• Required work
Reproduce every entry in the listing without alteration.

%%

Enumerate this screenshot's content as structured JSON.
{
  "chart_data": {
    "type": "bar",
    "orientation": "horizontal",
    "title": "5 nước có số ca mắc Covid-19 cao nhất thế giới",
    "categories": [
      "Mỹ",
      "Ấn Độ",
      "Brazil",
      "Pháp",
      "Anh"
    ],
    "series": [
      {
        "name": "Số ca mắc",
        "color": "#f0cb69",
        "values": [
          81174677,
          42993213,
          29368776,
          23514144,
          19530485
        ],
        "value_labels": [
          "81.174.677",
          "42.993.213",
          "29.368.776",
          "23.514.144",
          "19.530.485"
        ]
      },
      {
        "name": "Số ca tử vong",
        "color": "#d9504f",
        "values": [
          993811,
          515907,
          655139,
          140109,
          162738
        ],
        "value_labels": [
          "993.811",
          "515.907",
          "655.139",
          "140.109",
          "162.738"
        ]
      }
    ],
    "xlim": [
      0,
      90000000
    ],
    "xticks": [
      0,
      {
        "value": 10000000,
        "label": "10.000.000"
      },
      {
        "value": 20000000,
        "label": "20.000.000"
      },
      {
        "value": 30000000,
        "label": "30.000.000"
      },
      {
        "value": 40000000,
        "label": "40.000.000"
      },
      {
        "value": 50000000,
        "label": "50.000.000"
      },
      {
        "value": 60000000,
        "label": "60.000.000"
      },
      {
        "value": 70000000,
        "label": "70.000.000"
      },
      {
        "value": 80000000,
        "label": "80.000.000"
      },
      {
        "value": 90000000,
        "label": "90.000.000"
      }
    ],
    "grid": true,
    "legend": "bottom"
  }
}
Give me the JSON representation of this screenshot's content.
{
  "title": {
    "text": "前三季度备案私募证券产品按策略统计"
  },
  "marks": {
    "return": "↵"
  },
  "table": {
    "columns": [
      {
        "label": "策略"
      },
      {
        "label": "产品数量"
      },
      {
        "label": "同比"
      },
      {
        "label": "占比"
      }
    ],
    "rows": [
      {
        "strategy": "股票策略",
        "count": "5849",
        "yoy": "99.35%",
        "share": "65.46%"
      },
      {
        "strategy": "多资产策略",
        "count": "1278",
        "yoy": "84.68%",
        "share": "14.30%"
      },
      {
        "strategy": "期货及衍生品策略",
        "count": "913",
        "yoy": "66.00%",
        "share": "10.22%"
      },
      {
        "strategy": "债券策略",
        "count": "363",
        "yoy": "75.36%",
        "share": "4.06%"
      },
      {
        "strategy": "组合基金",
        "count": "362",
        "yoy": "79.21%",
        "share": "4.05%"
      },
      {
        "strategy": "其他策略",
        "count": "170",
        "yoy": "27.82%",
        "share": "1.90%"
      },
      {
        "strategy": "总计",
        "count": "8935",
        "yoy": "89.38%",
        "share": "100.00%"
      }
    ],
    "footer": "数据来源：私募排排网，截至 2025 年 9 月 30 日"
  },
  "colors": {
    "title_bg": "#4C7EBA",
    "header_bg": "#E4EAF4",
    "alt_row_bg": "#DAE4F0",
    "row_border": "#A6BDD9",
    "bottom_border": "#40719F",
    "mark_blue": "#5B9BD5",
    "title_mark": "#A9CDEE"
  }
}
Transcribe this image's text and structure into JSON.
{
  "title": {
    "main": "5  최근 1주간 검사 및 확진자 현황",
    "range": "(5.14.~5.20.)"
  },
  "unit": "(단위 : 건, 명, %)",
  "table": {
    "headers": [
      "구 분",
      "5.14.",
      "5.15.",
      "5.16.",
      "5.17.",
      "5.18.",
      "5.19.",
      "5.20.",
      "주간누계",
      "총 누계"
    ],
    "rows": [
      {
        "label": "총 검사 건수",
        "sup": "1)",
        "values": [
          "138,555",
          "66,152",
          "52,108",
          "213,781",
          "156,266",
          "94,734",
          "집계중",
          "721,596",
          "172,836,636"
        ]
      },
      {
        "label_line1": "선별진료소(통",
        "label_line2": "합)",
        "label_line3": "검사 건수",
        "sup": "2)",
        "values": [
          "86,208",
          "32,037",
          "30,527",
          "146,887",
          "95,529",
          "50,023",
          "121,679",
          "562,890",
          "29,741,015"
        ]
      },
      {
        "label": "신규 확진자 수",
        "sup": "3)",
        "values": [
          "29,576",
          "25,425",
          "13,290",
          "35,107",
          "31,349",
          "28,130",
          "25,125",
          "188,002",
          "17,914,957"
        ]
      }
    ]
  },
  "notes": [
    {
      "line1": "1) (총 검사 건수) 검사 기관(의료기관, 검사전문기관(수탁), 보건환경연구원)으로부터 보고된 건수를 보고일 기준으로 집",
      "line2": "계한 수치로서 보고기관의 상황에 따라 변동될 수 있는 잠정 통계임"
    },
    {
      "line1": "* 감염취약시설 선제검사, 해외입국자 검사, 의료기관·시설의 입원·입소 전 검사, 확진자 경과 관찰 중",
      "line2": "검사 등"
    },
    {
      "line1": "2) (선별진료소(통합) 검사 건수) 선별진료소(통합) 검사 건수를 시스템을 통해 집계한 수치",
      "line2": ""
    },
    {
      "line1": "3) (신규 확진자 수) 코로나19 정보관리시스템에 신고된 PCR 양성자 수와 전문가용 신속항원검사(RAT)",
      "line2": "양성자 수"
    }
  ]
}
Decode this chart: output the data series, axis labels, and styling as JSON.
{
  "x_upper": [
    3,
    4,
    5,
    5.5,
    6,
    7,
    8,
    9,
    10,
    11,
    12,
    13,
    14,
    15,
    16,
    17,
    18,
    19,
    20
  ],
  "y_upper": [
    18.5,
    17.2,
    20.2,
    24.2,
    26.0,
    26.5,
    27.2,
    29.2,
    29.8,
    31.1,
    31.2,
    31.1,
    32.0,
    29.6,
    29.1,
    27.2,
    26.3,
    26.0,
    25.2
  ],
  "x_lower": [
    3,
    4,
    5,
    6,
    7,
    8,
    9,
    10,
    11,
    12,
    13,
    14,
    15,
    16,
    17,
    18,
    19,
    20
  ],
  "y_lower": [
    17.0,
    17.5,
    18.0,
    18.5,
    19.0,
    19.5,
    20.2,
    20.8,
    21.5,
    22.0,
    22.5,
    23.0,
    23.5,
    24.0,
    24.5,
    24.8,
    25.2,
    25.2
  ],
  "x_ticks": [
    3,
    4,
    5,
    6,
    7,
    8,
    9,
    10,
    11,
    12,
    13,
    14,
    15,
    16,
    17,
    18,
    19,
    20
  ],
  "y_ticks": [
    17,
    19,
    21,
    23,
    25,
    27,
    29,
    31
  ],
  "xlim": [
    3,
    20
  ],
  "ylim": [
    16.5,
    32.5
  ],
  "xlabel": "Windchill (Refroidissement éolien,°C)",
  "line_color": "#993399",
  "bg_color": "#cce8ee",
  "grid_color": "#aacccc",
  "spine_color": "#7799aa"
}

%%

• Solution for this task
Enumerate this screenshot's content as structured JSON.
{
  "chart_data": {
    "type": "bar",
    "orientation": "horizontal",
    "title": "5 nước có số ca mắc Covid-19 cao nhất thế giới",
    "categories": [
      "Mỹ",
      "Ấn Độ",
      "Brazil",
      "Pháp",
      "Anh"
    ],
    "series": [
      {
        "name": "Số ca mắc",
        "color": "#f0cb69",
        "values": [
          81174677,
          42993213,
          29368776,
          23514144,
          19530485
        ],
        "value_labels": [
          "81.174.677",
          "42.993.213",
          "29.368.776",
          "23.514.144",
          "19.530.485"
        ]
      },
      {
        "name": "Số ca tử vong",
        "color": "#d9504f",
        "values": [
          993811,
          515907,
          655139,
          140109,
          162738
        ],
        "value_labels": [
          "993.811",
          "515.907",
          "655.139",
          "140.109",
          "162.738"
        ]
      }
    ],
    "xlim": [
      0,
      90000000
    ],
    "xticks": [
      0,
      {
        "value": 10000000,
        "label": "10.000.000"
      },
      {
        "value": 20000000,
        "label": "20.000.000"
      },
      {
        "value": 30000000,
        "label": "30.000.000"
      },
      {
        "value": 40000000,
        "label": "40.000.000"
      },
      {
        "value": 50000000,
        "label": "50.000.000"
      },
      {
        "value": 60000000,
        "label": "60.000.000"
      },
      {
        "value": 70000000,
        "label": "70.000.000"
      },
      {
        "value": 80000000,
        "label": "80.000.000"
      },
      {
        "value": 90000000,
        "label": "90.000.000"
      }
    ],
    "grid": true,
    "legend": "bottom"
  }
}
Give me the JSON representation of this screenshot's content.
{
  "title": {
    "text": "前三季度备案私募证券产品按策略统计"
  },
  "marks": {
    "return": "↵"
  },
  "table": {
    "columns": [
      {
        "label": "策略"
      },
      {
        "label": "产品数量"
      },
      {
        "label": "同比"
      },
      {
        "label": "占比"
      }
    ],
    "rows": [
      {
        "strategy": "股票策略",
        "count": "5849",
        "yoy": "99.35%",
        "share": "65.46%"
      },
      {
        "strategy": "多资产策略",
        "count": "1278",
        "yoy": "84.68%",
        "share": "14.30%"
      },
      {
        "strategy": "期货及衍生品策略",
        "count": "913",
        "yoy": "66.00%",
        "share": "10.22%"
      },
      {
        "strategy": "债券策略",
        "count": "363",
        "yoy": "75.36%",
        "share": "4.06%"
      },
      {
        "strategy": "组合基金",
        "count": "362",
        "yoy": "79.21%",
        "share": "4.05%"
      },
      {
        "strategy": "其他策略",
        "count": "170",
        "yoy": "27.82%",
        "share": "1.90%"
      },
      {
        "strategy": "总计",
        "count": "8935",
        "yoy": "89.38%",
        "share": "100.00%"
      }
    ],
    "footer": "数据来源：私募排排网，截至 2025 年 9 月 30 日"
  },
  "colors": {
    "title_bg": "#4C7EBA",
    "header_bg": "#E4EAF4",
    "alt_row_bg": "#DAE4F0",
    "row_border": "#A6BDD9",
    "bottom_border": "#40719F",
    "mark_blue": "#5B9BD5",
    "title_mark": "#A9CDEE"
  }
}
Transcribe this image's text and structure into JSON.
{
  "title": {
    "main": "5  최근 1주간 검사 및 확진자 현황",
    "range": "(5.14.~5.20.)"
  },
  "unit": "(단위 : 건, 명, %)",
  "table": {
    "headers": [
      "구 분",
      "5.14.",
      "5.15.",
      "5.16.",
      "5.17.",
      "5.18.",
      "5.19.",
      "5.20.",
      "주간누계",
      "총 누계"
    ],
    "rows": [
      {
        "label": "총 검사 건수",
        "sup": "1)",
        "values": [
          "138,555",
          "66,152",
          "52,108",
          "213,781",
          "156,266",
          "94,734",
          "집계중",
          "721,596",
          "172,836,636"
        ]
      },
      {
        "label_line1": "선별진료소(통",
        "label_line2": "합)",
        "label_line3": "검사 건수",
        "sup": "2)",
        "values": [
          "86,208",
          "32,037",
          "30,527",
          "146,887",
          "95,529",
          "50,023",
          "121,679",
          "562,890",
          "29,741,015"
        ]
      },
      {
        "label": "신규 확진자 수",
        "sup": "3)",
        "values": [
          "29,576",
          "25,425",
          "13,290",
          "35,107",
          "31,349",
          "28,130",
          "25,125",
          "188,002",
          "17,914,957"
        ]
      }
    ]
  },
  "notes": [
    {
      "line1": "1) (총 검사 건수) 검사 기관(의료기관, 검사전문기관(수탁), 보건환경연구원)으로부터 보고된 건수를 보고일 기준으로 집",
      "line2": "계한 수치로서 보고기관의 상황에 따라 변동될 수 있는 잠정 통계임"
    },
    {
      "line1": "* 감염취약시설 선제검사, 해외입국자 검사, 의료기관·시설의 입원·입소 전 검사, 확진자 경과 관찰 중",
      "line2": "검사 등"
    },
    {
      "line1": "2) (선별진료소(통합) 검사 건수) 선별진료소(통합) 검사 건수를 시스템을 통해 집계한 수치",
      "line2": ""
    },
    {
      "line1": "3) (신규 확진자 수) 코로나19 정보관리시스템에 신고된 PCR 양성자 수와 전문가용 신속항원검사(RAT)",
      "line2": "양성자 수"
    }
  ]
}
Decode this chart: output the data series, axis labels, and styling as JSON.
{
  "x_upper": [
    3,
    4,
    5,
    5.5,
    6,
    7,
    8,
    9,
    10,
    11,
    12,
    13,
    14,
    15,
    16,
    17,
    18,
    19,
    20
  ],
  "y_upper": [
    18.5,
    17.2,
    20.2,
    24.2,
    26.0,
    26.5,
    27.2,
    29.2,
    29.8,
    31.1,
    31.2,
    31.1,
    32.0,
    29.6,
    29.1,
    27.2,
    26.3,
    26.0,
    25.2
  ],
  "x_lower": [
    3,
    4,
    5,
    6,
    7,
    8,
    9,
    10,
    11,
    12,
    13,
    14,
    15,
    16,
    17,
    18,
    19,
    20
  ],
  "y_lower": [
    17.0,
    17.5,
    18.0,
    18.5,
    19.0,
    19.5,
    20.2,
    20.8,
    21.5,
    22.0,
    22.5,
    23.0,
    23.5,
    24.0,
    24.5,
    24.8,
    25.2,
    25.2
  ],
  "x_ticks": [
    3,
    4,
    5,
    6,
    7,
    8,
    9,
    10,
    11,
    12,
    13,
    14,
    15,
    16,
    17,
    18,
    19,
    20
  ],
  "y_ticks": [
    17,
    19,
    21,
    23,
    25,
    27,
    29,
    31
  ],
  "xlim": [
    3,
    20
  ],
  "ylim": [
    16.5,
    32.5
  ],
  "xlabel": "Windchill (Refroidissement éolien,°C)",
  "line_color": "#993399",
  "bg_color": "#cce8ee",
  "grid_color": "#aacccc",
  "spine_color": "#7799aa"
}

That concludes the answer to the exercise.